Requirement:
Which lines contain the string "generation"? Please list every one of them.

──────── Data lines ────────

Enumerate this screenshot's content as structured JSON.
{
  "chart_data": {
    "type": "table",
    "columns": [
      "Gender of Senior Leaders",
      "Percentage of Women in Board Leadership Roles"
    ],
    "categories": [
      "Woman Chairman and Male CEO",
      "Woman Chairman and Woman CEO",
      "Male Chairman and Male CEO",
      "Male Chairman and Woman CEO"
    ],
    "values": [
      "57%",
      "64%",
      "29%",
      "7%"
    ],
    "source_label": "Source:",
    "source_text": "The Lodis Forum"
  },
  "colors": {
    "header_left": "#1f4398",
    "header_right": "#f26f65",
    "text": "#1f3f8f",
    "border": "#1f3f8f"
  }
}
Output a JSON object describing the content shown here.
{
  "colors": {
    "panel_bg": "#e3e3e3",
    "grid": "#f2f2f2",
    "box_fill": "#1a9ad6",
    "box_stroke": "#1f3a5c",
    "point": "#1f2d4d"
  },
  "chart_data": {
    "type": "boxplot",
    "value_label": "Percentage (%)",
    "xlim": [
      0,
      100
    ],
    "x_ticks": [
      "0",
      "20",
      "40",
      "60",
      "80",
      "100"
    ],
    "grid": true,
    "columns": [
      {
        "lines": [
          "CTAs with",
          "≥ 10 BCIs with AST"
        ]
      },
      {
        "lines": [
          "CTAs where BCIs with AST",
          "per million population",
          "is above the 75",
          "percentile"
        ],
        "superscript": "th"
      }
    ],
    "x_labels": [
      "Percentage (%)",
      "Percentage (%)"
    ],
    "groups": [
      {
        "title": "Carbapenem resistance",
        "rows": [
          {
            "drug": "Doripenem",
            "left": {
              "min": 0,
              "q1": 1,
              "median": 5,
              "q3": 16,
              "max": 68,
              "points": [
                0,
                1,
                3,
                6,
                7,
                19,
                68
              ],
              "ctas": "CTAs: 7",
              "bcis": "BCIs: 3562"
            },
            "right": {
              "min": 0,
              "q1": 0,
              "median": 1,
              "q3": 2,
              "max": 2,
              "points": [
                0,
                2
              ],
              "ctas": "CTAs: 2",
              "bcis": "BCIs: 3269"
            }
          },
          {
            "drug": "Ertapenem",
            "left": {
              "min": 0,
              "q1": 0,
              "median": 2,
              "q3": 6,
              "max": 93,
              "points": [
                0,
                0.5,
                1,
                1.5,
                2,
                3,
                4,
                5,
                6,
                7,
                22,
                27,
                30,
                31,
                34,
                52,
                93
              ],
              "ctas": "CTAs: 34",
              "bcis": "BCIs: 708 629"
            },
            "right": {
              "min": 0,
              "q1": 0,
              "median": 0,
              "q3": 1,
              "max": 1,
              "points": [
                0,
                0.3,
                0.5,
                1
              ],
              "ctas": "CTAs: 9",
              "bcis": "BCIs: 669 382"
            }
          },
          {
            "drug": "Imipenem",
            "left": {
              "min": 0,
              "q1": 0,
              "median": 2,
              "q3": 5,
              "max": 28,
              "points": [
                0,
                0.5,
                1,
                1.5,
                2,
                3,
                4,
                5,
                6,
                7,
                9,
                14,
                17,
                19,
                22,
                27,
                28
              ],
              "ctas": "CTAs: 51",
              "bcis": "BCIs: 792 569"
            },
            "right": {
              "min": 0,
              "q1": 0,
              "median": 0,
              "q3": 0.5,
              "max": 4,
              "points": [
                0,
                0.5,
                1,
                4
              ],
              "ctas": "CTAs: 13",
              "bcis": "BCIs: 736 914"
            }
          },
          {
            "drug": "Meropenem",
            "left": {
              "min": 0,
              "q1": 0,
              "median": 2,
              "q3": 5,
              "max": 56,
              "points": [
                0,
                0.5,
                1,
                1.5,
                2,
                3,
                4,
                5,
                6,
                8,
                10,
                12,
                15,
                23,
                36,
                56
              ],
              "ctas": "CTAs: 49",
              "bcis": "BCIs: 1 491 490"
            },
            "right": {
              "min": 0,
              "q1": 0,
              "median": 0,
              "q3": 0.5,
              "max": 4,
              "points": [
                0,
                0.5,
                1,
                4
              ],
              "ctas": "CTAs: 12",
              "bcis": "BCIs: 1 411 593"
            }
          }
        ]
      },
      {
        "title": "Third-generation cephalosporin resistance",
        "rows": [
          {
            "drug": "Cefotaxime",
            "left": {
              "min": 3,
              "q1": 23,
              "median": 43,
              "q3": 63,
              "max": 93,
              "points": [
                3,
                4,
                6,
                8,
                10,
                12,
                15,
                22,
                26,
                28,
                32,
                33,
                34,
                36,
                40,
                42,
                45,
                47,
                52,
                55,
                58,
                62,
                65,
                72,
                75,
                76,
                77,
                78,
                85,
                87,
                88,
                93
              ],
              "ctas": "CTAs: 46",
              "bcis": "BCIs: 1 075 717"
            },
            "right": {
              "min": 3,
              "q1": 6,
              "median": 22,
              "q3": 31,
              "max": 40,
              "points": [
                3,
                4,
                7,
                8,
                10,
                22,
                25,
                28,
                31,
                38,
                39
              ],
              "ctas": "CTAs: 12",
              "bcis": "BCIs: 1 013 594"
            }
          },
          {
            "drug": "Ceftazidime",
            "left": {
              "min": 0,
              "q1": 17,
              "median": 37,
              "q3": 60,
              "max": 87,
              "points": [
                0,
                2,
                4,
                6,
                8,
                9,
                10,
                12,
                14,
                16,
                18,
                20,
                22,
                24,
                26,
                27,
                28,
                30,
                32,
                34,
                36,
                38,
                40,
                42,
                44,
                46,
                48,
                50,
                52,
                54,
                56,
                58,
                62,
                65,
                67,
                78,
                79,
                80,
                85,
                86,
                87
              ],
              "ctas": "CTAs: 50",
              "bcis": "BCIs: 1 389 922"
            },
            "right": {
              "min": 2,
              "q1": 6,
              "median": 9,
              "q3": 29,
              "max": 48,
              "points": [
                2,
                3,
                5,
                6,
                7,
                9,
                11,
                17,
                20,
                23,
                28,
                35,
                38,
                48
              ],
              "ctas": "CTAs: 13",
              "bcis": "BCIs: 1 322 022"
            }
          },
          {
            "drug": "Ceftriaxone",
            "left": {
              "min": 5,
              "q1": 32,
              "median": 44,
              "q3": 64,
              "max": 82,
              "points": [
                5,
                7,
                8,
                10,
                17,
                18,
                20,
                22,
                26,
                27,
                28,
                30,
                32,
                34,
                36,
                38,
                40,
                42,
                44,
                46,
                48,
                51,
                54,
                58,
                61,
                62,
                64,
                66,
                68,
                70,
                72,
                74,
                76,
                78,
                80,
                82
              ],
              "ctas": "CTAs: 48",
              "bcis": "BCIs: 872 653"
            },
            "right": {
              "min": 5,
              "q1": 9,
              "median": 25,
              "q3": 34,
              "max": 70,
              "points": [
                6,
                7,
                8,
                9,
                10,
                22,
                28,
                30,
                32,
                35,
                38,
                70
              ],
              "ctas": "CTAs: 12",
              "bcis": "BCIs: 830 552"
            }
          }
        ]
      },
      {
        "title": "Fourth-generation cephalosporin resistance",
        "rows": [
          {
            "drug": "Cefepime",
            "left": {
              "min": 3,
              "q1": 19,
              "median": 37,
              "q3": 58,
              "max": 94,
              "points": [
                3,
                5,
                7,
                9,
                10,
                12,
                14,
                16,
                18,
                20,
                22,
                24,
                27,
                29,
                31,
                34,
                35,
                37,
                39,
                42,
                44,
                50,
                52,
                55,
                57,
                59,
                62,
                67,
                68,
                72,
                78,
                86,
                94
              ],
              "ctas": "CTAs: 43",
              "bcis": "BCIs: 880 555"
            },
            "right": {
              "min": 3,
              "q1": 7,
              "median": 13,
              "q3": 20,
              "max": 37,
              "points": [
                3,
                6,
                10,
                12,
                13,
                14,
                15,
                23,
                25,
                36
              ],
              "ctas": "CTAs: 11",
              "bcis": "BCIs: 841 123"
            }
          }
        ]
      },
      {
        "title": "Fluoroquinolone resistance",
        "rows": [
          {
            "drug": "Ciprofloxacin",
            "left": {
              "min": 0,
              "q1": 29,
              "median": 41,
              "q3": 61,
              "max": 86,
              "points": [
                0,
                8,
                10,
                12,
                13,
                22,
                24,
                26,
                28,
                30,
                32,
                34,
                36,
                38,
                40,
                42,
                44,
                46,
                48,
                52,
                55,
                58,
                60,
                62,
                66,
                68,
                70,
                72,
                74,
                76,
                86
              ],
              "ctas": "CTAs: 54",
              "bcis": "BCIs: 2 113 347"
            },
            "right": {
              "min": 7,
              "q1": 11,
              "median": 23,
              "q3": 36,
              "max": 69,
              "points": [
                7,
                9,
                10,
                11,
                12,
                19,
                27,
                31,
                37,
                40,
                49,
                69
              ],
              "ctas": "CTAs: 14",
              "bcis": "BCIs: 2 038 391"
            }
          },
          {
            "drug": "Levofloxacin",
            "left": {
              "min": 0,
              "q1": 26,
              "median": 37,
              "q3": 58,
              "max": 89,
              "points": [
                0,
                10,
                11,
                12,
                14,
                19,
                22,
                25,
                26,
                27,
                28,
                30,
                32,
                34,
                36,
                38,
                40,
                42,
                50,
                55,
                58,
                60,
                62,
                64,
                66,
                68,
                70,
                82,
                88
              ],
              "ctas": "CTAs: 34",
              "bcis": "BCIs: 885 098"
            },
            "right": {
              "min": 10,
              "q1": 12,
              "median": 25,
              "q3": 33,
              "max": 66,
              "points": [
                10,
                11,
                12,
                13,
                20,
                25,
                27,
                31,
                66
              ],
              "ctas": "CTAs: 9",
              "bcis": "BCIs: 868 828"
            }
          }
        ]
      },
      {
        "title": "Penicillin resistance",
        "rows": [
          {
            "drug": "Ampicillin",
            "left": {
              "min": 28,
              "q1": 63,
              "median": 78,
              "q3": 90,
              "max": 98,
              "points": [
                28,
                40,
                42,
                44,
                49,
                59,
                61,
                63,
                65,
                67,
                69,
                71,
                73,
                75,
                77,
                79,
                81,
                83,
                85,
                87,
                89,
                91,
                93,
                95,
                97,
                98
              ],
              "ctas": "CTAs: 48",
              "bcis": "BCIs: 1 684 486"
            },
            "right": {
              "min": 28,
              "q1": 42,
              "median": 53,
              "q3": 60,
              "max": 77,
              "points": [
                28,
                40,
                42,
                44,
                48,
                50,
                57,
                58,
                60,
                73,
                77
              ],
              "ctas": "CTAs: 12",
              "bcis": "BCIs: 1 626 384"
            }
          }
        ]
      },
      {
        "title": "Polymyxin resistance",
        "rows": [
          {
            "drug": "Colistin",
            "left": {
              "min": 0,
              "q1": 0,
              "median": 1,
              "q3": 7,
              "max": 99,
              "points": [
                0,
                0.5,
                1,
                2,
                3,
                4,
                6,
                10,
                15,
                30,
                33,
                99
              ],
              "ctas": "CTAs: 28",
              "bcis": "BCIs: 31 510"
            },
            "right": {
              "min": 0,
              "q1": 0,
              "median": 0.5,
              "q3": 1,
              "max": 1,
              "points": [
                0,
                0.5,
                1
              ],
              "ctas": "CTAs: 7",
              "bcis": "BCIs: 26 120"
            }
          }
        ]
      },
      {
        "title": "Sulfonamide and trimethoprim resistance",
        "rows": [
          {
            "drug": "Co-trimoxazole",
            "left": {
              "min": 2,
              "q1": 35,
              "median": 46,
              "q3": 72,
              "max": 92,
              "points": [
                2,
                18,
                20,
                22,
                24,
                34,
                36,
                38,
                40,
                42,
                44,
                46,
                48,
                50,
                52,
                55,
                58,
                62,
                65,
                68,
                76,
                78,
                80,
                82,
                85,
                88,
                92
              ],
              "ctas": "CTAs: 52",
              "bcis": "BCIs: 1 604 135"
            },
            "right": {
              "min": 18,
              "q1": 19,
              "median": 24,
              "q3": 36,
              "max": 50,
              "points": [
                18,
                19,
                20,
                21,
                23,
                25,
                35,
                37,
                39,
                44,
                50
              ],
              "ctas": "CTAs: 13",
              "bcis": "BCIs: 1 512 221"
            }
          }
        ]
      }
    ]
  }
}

────────

Response to the task:
        "title": "Third-generation cephalosporin resistance",
        "title": "Fourth-generation cephalosporin resistance",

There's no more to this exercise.